◆ Desafio A
Formate como uma lista JSON de strings, uma para cada linha e sem as linhas em branco, o trecho dos registros que vai do início até a linha que contém "1214, 940, 1241]", incluindo as duas extremidades.

==== Trecho do texto

Percival Puggina
É comum
que, ao se afastar provisoriamente do cargo, o governante deixe algumas
atribuições rotineiras para serem executadas pelo substituto. Trata-se de uma
gentileza, para que o fulano ou fulana sinta-se útil e não passe seu tempo “in office” olhando para o teto e tomando cafezinho.
Penso que assim deva ser compreendida a absurda assinatura da ministra
presidente do STF, Cármen Lúcia, substituindo Temer, no decreto que obriga
empresas a serviço da administração pública a admitirem presos e
ex-presidiários para execução dos serviços contratados.
Ao
burocrata que preparou a pilha de atos a serem assinados por ela deve ter
parecido adequado que um decreto tratando de trabalho para presos fosse
oficializado com o autógrafo de uma autoridade oriunda do Poder Judiciário.
Pode ser mera suposição, mas suspeito que a ministra tenha sido vítima de uma
cortesia. Você sabe a força do tudo pelo social, certo?

========

◆ Desafio B
Redigite sem nenhuma alteração o trecho do texto que vai de "Penso que assim" até "dos serviços contratados.", incluindo as duas extremidades.

==== Dados de trabalho

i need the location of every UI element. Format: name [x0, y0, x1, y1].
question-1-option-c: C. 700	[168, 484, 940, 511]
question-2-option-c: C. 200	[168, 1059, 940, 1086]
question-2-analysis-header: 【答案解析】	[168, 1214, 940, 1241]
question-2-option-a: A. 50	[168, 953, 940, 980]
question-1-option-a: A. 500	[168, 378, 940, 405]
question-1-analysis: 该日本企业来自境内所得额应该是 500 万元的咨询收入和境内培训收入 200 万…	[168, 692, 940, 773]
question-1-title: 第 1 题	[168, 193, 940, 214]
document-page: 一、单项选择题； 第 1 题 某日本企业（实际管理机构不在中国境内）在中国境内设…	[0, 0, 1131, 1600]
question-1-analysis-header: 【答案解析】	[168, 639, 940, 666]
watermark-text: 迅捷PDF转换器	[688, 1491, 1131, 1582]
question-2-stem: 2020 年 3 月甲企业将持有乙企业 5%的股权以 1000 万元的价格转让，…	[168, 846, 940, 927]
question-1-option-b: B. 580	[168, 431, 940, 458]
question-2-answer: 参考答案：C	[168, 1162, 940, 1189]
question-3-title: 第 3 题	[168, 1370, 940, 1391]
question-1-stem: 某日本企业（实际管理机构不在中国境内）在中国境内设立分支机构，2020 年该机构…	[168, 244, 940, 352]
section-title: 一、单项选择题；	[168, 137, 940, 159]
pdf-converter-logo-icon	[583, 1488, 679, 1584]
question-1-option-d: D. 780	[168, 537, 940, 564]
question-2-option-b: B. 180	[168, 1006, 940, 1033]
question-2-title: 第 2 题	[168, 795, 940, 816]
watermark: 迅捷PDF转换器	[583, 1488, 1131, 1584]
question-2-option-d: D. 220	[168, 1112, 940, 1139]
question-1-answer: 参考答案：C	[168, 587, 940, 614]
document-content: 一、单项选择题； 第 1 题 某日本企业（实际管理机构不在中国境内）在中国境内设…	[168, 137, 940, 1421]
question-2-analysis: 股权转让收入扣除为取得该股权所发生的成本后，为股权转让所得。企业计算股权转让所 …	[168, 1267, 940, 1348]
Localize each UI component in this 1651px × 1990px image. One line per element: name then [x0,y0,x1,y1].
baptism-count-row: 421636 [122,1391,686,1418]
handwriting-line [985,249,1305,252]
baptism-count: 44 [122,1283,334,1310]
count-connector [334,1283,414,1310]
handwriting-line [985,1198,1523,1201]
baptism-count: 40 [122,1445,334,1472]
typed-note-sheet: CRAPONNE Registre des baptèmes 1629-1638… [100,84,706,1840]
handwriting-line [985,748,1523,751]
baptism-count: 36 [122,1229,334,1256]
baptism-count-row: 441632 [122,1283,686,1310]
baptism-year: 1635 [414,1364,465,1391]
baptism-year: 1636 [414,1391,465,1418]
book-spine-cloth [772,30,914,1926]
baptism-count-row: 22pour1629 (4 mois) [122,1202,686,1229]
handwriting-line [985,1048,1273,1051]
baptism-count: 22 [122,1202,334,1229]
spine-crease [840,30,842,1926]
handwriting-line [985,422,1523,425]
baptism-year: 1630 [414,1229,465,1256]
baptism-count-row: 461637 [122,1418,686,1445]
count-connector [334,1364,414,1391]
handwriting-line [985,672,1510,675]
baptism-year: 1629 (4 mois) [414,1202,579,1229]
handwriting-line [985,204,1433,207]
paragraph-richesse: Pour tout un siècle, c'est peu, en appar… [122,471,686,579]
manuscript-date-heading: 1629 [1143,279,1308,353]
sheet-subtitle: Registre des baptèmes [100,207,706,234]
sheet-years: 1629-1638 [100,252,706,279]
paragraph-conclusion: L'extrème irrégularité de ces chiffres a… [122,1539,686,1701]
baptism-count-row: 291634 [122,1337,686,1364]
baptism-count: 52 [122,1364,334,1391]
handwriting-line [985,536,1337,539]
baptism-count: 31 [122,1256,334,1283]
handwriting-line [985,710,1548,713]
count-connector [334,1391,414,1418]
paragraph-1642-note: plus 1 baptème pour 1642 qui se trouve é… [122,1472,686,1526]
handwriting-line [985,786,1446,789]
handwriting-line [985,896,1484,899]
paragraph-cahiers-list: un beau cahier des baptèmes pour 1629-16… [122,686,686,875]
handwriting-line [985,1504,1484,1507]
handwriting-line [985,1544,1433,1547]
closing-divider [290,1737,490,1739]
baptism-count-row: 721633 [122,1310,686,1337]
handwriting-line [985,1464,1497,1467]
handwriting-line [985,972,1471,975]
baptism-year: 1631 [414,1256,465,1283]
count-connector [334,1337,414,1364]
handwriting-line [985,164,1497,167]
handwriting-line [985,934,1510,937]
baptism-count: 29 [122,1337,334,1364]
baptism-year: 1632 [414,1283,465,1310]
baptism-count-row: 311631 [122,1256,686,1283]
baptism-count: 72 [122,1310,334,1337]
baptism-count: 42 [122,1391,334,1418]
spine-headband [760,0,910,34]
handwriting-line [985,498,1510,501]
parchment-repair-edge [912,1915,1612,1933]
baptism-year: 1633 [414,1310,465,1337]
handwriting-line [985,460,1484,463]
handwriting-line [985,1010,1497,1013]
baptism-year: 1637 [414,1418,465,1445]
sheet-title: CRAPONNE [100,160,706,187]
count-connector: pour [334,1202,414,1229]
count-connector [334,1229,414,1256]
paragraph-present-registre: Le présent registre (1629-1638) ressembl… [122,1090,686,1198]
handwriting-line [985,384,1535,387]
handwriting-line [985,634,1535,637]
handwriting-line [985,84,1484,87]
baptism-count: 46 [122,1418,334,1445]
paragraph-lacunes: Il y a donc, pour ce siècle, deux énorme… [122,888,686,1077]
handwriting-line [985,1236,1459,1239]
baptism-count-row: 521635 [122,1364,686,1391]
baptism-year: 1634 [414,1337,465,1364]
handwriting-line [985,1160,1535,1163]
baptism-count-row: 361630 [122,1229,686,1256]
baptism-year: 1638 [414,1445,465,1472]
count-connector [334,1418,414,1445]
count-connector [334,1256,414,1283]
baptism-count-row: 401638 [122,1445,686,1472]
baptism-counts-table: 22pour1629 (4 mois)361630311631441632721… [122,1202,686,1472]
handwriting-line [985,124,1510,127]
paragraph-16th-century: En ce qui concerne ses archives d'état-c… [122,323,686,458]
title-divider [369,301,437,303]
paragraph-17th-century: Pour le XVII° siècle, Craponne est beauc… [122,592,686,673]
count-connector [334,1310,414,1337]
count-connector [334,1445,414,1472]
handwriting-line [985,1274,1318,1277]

========

◆ Resultado A
[
  "i need the location of every UI element. Format: name [x0, y0, x1, y1].",
  "question-1-option-c: C. 700\t[168, 484, 940, 511]",
  "question-2-option-c: C. 200\t[168, 1059, 940, 1086]",
  "question-2-analysis-header: 【答案解析】\t[168, 1214, 940, 1241]"
]

◆ Resultado B
Penso que assim deva ser compreendida a absurda assinatura da ministra
presidente do STF, Cármen Lúcia, substituindo Temer, no decreto que obriga
empresas a serviço da administração pública a admitirem presos e
ex-presidiários para execução dos serviços contratados.